**How to complete this task**: Your answer should consist of the lines in the following data that contain "Hematopoietic".

(Excerpts from a dataset)
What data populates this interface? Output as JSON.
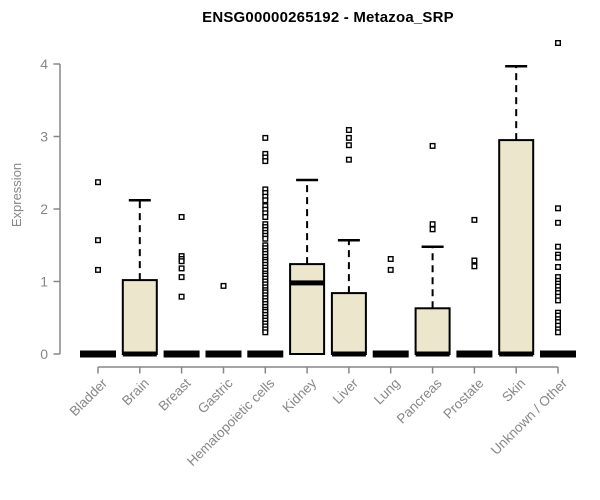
{
  "chart_data": {
    "type": "boxplot",
    "title": "ENSG00000265192 - Metazoa_SRP",
    "ylabel": "Expression",
    "xlabel": "",
    "ylim": [
      0,
      4
    ],
    "yticks": [
      0,
      1,
      2,
      3,
      4
    ],
    "grid": false,
    "legend": false,
    "categories": [
      "Bladder",
      "Brain",
      "Breast",
      "Gastric",
      "Hematopoietic cells",
      "Kidney",
      "Liver",
      "Lung",
      "Pancreas",
      "Prostate",
      "Skin",
      "Unknown / Other"
    ],
    "series": [
      {
        "category": "Bladder",
        "q1": 0,
        "median": 0,
        "q3": 0,
        "whisker_low": 0,
        "whisker_high": 0,
        "outliers": [
          2.37,
          1.57,
          1.16
        ]
      },
      {
        "category": "Brain",
        "q1": 0,
        "median": 0,
        "q3": 1.02,
        "whisker_low": 0,
        "whisker_high": 2.12,
        "outliers": []
      },
      {
        "category": "Breast",
        "q1": 0,
        "median": 0,
        "q3": 0,
        "whisker_low": 0,
        "whisker_high": 0,
        "outliers": [
          1.89,
          1.35,
          1.31,
          1.28,
          1.18,
          1.06,
          0.79
        ]
      },
      {
        "category": "Gastric",
        "q1": 0,
        "median": 0,
        "q3": 0,
        "whisker_low": 0,
        "whisker_high": 0,
        "outliers": [
          0.94
        ]
      },
      {
        "category": "Hematopoietic cells",
        "q1": 0,
        "median": 0,
        "q3": 0,
        "whisker_low": 0,
        "whisker_high": 0,
        "outliers": [
          2.98,
          2.76,
          2.71,
          2.66,
          2.27,
          2.22,
          2.17,
          2.12,
          2.04,
          1.99,
          1.94,
          1.89,
          1.79,
          1.75,
          1.71,
          1.67,
          1.63,
          1.59,
          1.5,
          1.46,
          1.42,
          1.38,
          1.34,
          1.3,
          1.27,
          1.23,
          1.19,
          1.15,
          1.11,
          1.08,
          1.04,
          1.0,
          0.96,
          0.92,
          0.88,
          0.85,
          0.81,
          0.77,
          0.73,
          0.69,
          0.65,
          0.61,
          0.58,
          0.54,
          0.5,
          0.46,
          0.42,
          0.38,
          0.34,
          0.3
        ]
      },
      {
        "category": "Kidney",
        "q1": 0,
        "median": 0.98,
        "q3": 1.24,
        "whisker_low": 0,
        "whisker_high": 2.4,
        "outliers": []
      },
      {
        "category": "Liver",
        "q1": 0,
        "median": 0,
        "q3": 0.84,
        "whisker_low": 0,
        "whisker_high": 1.57,
        "outliers": [
          3.09,
          2.98,
          2.88,
          2.68
        ]
      },
      {
        "category": "Lung",
        "q1": 0,
        "median": 0,
        "q3": 0,
        "whisker_low": 0,
        "whisker_high": 0,
        "outliers": [
          1.31,
          1.16
        ]
      },
      {
        "category": "Pancreas",
        "q1": 0,
        "median": 0,
        "q3": 0.63,
        "whisker_low": 0,
        "whisker_high": 1.48,
        "outliers": [
          2.87,
          1.79,
          1.72
        ]
      },
      {
        "category": "Prostate",
        "q1": 0,
        "median": 0,
        "q3": 0,
        "whisker_low": 0,
        "whisker_high": 0,
        "outliers": [
          1.85,
          1.29,
          1.21
        ]
      },
      {
        "category": "Skin",
        "q1": 0,
        "median": 0,
        "q3": 2.95,
        "whisker_low": 0,
        "whisker_high": 3.97,
        "outliers": []
      },
      {
        "category": "Unknown / Other",
        "q1": 0,
        "median": 0,
        "q3": 0,
        "whisker_low": 0,
        "whisker_high": 0,
        "outliers": [
          4.29,
          2.01,
          1.81,
          1.48,
          1.37,
          1.33,
          1.2,
          1.06,
          1.01,
          0.97,
          0.93,
          0.88,
          0.84,
          0.79,
          0.74,
          0.57,
          0.53,
          0.48,
          0.44,
          0.39,
          0.34,
          0.3
        ]
      }
    ],
    "colors": {
      "box_fill": "#ECE6CD",
      "box_stroke": "#000000",
      "axis": "#878787",
      "title_color": "#000000",
      "background": "#FFFFFF"
    }
  }
}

**Written reply**:
      "Hematopoietic cells",
        "category": "Hematopoietic cells",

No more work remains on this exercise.